All of the data below should be written out exactly.

> **WORKING DATA**:
## Begin

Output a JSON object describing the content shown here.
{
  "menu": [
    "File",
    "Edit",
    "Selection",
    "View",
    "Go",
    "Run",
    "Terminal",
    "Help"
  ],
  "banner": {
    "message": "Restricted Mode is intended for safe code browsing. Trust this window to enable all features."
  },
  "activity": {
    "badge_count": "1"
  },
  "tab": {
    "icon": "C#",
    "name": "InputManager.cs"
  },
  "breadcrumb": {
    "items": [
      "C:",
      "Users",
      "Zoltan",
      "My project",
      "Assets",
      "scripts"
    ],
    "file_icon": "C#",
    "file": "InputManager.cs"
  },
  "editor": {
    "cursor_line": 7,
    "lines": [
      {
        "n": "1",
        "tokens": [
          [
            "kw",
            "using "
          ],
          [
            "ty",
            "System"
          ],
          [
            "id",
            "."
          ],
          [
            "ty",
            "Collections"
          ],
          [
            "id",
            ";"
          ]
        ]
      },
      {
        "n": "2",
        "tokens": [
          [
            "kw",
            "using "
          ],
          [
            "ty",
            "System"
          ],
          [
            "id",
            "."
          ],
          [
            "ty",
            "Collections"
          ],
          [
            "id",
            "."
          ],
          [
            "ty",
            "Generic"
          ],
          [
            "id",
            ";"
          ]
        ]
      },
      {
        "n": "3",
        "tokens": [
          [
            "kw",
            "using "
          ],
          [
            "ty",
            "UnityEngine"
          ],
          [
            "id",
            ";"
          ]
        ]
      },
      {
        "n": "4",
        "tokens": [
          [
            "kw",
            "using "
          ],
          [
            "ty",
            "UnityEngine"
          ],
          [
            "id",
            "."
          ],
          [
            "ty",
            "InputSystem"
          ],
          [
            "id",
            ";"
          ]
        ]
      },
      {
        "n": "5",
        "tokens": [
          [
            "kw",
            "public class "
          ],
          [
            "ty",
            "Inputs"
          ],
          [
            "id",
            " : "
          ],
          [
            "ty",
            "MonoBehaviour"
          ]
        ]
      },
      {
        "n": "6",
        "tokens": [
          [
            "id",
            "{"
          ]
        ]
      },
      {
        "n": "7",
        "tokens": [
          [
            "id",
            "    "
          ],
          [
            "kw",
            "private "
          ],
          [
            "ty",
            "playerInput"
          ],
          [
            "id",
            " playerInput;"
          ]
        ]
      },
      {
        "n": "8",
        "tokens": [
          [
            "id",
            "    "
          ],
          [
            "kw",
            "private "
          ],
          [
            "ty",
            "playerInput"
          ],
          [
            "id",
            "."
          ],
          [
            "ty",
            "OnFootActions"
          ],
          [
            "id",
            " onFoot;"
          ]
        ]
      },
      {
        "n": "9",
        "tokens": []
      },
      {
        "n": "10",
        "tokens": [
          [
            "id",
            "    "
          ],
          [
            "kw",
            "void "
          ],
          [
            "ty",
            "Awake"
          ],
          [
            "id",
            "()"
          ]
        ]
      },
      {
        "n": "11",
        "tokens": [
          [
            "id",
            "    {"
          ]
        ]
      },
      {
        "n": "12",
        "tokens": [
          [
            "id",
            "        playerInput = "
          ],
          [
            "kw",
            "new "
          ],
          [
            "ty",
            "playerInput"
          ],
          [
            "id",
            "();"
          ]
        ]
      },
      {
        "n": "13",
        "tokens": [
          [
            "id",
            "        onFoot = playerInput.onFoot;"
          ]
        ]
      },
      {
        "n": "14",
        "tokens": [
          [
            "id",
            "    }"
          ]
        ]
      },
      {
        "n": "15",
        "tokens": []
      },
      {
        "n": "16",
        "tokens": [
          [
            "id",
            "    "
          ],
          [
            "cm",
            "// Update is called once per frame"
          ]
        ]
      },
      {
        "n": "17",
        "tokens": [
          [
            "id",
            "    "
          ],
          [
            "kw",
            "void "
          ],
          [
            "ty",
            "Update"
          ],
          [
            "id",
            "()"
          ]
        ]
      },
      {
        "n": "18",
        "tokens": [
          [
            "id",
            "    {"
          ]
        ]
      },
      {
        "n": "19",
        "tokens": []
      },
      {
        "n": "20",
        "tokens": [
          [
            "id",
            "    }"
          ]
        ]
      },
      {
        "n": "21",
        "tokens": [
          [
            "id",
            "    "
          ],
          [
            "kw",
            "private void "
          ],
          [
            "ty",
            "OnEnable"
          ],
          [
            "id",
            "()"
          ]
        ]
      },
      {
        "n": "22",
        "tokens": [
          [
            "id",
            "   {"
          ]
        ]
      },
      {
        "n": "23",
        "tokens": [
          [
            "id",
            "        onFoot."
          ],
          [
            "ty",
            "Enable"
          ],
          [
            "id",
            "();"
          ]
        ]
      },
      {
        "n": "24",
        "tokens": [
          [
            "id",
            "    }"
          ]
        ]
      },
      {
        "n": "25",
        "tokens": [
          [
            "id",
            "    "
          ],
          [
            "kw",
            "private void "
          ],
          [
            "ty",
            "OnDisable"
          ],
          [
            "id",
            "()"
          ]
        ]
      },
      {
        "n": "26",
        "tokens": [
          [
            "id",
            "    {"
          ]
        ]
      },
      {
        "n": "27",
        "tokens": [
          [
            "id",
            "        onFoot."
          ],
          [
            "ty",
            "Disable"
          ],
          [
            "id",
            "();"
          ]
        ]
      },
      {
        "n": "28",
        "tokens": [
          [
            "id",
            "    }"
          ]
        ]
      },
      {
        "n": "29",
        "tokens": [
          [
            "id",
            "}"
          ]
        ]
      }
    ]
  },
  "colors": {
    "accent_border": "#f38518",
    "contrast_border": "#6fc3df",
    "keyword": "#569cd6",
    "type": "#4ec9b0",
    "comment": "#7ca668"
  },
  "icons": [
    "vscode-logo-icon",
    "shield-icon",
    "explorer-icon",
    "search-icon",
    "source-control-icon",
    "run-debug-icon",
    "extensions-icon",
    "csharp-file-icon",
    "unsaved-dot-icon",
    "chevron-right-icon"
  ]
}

## End

> **COMPLETE OUTPUT**:
Output a JSON object describing the content shown here.
{
  "menu": [
    "File",
    "Edit",
    "Selection",
    "View",
    "Go",
    "Run",
    "Terminal",
    "Help"
  ],
  "banner": {
    "message": "Restricted Mode is intended for safe code browsing. Trust this window to enable all features."
  },
  "activity": {
    "badge_count": "1"
  },
  "tab": {
    "icon": "C#",
    "name": "InputManager.cs"
  },
  "breadcrumb": {
    "items": [
      "C:",
      "Users",
      "Zoltan",
      "My project",
      "Assets",
      "scripts"
    ],
    "file_icon": "C#",
    "file": "InputManager.cs"
  },
  "editor": {
    "cursor_line": 7,
    "lines": [
      {
        "n": "1",
        "tokens": [
          [
            "kw",
            "using "
          ],
          [
            "ty",
            "System"
          ],
          [
            "id",
            "."
          ],
          [
            "ty",
            "Collections"
          ],
          [
            "id",
            ";"
          ]
        ]
      },
      {
        "n": "2",
        "tokens": [
          [
            "kw",
            "using "
          ],
          [
            "ty",
            "System"
          ],
          [
            "id",
            "."
          ],
          [
            "ty",
            "Collections"
          ],
          [
            "id",
            "."
          ],
          [
            "ty",
            "Generic"
          ],
          [
            "id",
            ";"
          ]
        ]
      },
      {
        "n": "3",
        "tokens": [
          [
            "kw",
            "using "
          ],
          [
            "ty",
            "UnityEngine"
          ],
          [
            "id",
            ";"
          ]
        ]
      },
      {
        "n": "4",
        "tokens": [
          [
            "kw",
            "using "
          ],
          [
            "ty",
            "UnityEngine"
          ],
          [
            "id",
            "."
          ],
          [
            "ty",
            "InputSystem"
          ],
          [
            "id",
            ";"
          ]
        ]
      },
      {
        "n": "5",
        "tokens": [
          [
            "kw",
            "public class "
          ],
          [
            "ty",
            "Inputs"
          ],
          [
            "id",
            " : "
          ],
          [
            "ty",
            "MonoBehaviour"
          ]
        ]
      },
      {
        "n": "6",
        "tokens": [
          [
            "id",
            "{"
          ]
        ]
      },
      {
        "n": "7",
        "tokens": [
          [
            "id",
            "    "
          ],
          [
            "kw",
            "private "
          ],
          [
            "ty",
            "playerInput"
          ],
          [
            "id",
            " playerInput;"
          ]
        ]
      },
      {
        "n": "8",
        "tokens": [
          [
            "id",
            "    "
          ],
          [
            "kw",
            "private "
          ],
          [
            "ty",
            "playerInput"
          ],
          [
            "id",
            "."
          ],
          [
            "ty",
            "OnFootActions"
          ],
          [
            "id",
            " onFoot;"
          ]
        ]
      },
      {
        "n": "9",
        "tokens": []
      },
      {
        "n": "10",
        "tokens": [
          [
            "id",
            "    "
          ],
          [
            "kw",
            "void "
          ],
          [
            "ty",
            "Awake"
          ],
          [
            "id",
            "()"
          ]
        ]
      },
      {
        "n": "11",
        "tokens": [
          [
            "id",
            "    {"
          ]
        ]
      },
      {
        "n": "12",
        "tokens": [
          [
            "id",
            "        playerInput = "
          ],
          [
            "kw",
            "new "
          ],
          [
            "ty",
            "playerInput"
          ],
          [
            "id",
            "();"
          ]
        ]
      },
      {
        "n": "13",
        "tokens": [
          [
            "id",
            "        onFoot = playerInput.onFoot;"
          ]
        ]
      },
      {
        "n": "14",
        "tokens": [
          [
            "id",
            "    }"
          ]
        ]
      },
      {
        "n": "15",
        "tokens": []
      },
      {
        "n": "16",
        "tokens": [
          [
            "id",
            "    "
          ],
          [
            "cm",
            "// Update is called once per frame"
          ]
        ]
      },
      {
        "n": "17",
        "tokens": [
          [
            "id",
            "    "
          ],
          [
            "kw",
            "void "
          ],
          [
            "ty",
            "Update"
          ],
          [
            "id",
            "()"
          ]
        ]
      },
      {
        "n": "18",
        "tokens": [
          [
            "id",
            "    {"
          ]
        ]
      },
      {
        "n": "19",
        "tokens": []
      },
      {
        "n": "20",
        "tokens": [
          [
            "id",
            "    }"
          ]
        ]
      },
      {
        "n": "21",
        "tokens": [
          [
            "id",
            "    "
          ],
          [
            "kw",
            "private void "
          ],
          [
            "ty",
            "OnEnable"
          ],
          [
            "id",
            "()"
          ]
        ]
      },
      {
        "n": "22",
        "tokens": [
          [
            "id",
            "   {"
          ]
        ]
      },
      {
        "n": "23",
        "tokens": [
          [
            "id",
            "        onFoot."
          ],
          [
            "ty",
            "Enable"
          ],
          [
            "id",
            "();"
          ]
        ]
      },
      {
        "n": "24",
        "tokens": [
          [
            "id",
            "    }"
          ]
        ]
      },
      {
        "n": "25",
        "tokens": [
          [
            "id",
            "    "
          ],
          [
            "kw",
            "private void "
          ],
          [
            "ty",
            "OnDisable"
          ],
          [
            "id",
            "()"
          ]
        ]
      },
      {
        "n": "26",
        "tokens": [
          [
            "id",
            "    {"
          ]
        ]
      },
      {
        "n": "27",
        "tokens": [
          [
            "id",
            "        onFoot."
          ],
          [
            "ty",
            "Disable"
          ],
          [
            "id",
            "();"
          ]
        ]
      },
      {
        "n": "28",
        "tokens": [
          [
            "id",
            "    }"
          ]
        ]
      },
      {
        "n": "29",
        "tokens": [
          [
            "id",
            "}"
          ]
        ]
      }
    ]
  },
  "colors": {
    "accent_border": "#f38518",
    "contrast_border": "#6fc3df",
    "keyword": "#569cd6",
    "type": "#4ec9b0",
    "comment": "#7ca668"
  },
  "icons": [
    "vscode-logo-icon",
    "shield-icon",
    "explorer-icon",
    "search-icon",
    "source-control-icon",
    "run-debug-icon",
    "extensions-icon",
    "csharp-file-icon",
    "unsaved-dot-icon",
    "chevron-right-icon"
  ]
}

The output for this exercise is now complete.